» **REQUIREMENT**:
Repeat the material below exactly, line for line.

» **DATA EXCERPTS**:
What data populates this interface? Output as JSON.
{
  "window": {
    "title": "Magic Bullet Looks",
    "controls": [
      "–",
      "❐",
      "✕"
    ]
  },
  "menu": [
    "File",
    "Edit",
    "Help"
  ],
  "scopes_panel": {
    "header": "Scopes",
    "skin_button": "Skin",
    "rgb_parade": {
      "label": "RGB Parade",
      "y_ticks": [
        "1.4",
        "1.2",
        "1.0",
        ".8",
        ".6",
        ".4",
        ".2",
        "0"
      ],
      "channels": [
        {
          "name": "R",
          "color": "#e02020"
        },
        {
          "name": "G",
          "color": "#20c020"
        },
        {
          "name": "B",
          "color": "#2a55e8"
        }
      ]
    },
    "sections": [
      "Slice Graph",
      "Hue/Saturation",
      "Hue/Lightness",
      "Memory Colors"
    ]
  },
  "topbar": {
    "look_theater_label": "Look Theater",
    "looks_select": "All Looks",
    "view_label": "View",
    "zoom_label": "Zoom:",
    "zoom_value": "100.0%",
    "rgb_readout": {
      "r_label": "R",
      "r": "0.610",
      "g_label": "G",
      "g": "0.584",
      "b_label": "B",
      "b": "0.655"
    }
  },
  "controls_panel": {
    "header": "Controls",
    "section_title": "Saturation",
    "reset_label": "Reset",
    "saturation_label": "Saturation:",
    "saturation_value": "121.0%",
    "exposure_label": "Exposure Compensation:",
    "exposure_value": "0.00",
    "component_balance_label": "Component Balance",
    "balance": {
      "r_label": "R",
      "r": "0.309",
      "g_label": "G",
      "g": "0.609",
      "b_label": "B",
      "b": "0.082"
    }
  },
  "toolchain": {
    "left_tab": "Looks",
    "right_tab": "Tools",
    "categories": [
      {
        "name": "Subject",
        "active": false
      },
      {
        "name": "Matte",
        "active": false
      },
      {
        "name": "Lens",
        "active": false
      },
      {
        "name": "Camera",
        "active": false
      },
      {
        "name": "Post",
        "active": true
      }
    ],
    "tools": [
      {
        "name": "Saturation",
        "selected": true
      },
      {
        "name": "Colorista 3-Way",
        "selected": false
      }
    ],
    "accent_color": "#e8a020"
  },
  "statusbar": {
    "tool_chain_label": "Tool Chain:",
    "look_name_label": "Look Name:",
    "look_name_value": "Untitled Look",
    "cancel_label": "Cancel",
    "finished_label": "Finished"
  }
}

» **EXERCISE RESULT**:
What data populates this interface? Output as JSON.
{
  "window": {
    "title": "Magic Bullet Looks",
    "controls": [
      "–",
      "❐",
      "✕"
    ]
  },
  "menu": [
    "File",
    "Edit",
    "Help"
  ],
  "scopes_panel": {
    "header": "Scopes",
    "skin_button": "Skin",
    "rgb_parade": {
      "label": "RGB Parade",
      "y_ticks": [
        "1.4",
        "1.2",
        "1.0",
        ".8",
        ".6",
        ".4",
        ".2",
        "0"
      ],
      "channels": [
        {
          "name": "R",
          "color": "#e02020"
        },
        {
          "name": "G",
          "color": "#20c020"
        },
        {
          "name": "B",
          "color": "#2a55e8"
        }
      ]
    },
    "sections": [
      "Slice Graph",
      "Hue/Saturation",
      "Hue/Lightness",
      "Memory Colors"
    ]
  },
  "topbar": {
    "look_theater_label": "Look Theater",
    "looks_select": "All Looks",
    "view_label": "View",
    "zoom_label": "Zoom:",
    "zoom_value": "100.0%",
    "rgb_readout": {
      "r_label": "R",
      "r": "0.610",
      "g_label": "G",
      "g": "0.584",
      "b_label": "B",
      "b": "0.655"
    }
  },
  "controls_panel": {
    "header": "Controls",
    "section_title": "Saturation",
    "reset_label": "Reset",
    "saturation_label": "Saturation:",
    "saturation_value": "121.0%",
    "exposure_label": "Exposure Compensation:",
    "exposure_value": "0.00",
    "component_balance_label": "Component Balance",
    "balance": {
      "r_label": "R",
      "r": "0.309",
      "g_label": "G",
      "g": "0.609",
      "b_label": "B",
      "b": "0.082"
    }
  },
  "toolchain": {
    "left_tab": "Looks",
    "right_tab": "Tools",
    "categories": [
      {
        "name": "Subject",
        "active": false
      },
      {
        "name": "Matte",
        "active": false
      },
      {
        "name": "Lens",
        "active": false
      },
      {
        "name": "Camera",
        "active": false
      },
      {
        "name": "Post",
        "active": true
      }
    ],
    "tools": [
      {
        "name": "Saturation",
        "selected": true
      },
      {
        "name": "Colorista 3-Way",
        "selected": false
      }
    ],
    "accent_color": "#e8a020"
  },
  "statusbar": {
    "tool_chain_label": "Tool Chain:",
    "look_name_label": "Look Name:",
    "look_name_value": "Untitled Look",
    "cancel_label": "Cancel",
    "finished_label": "Finished"
  }
}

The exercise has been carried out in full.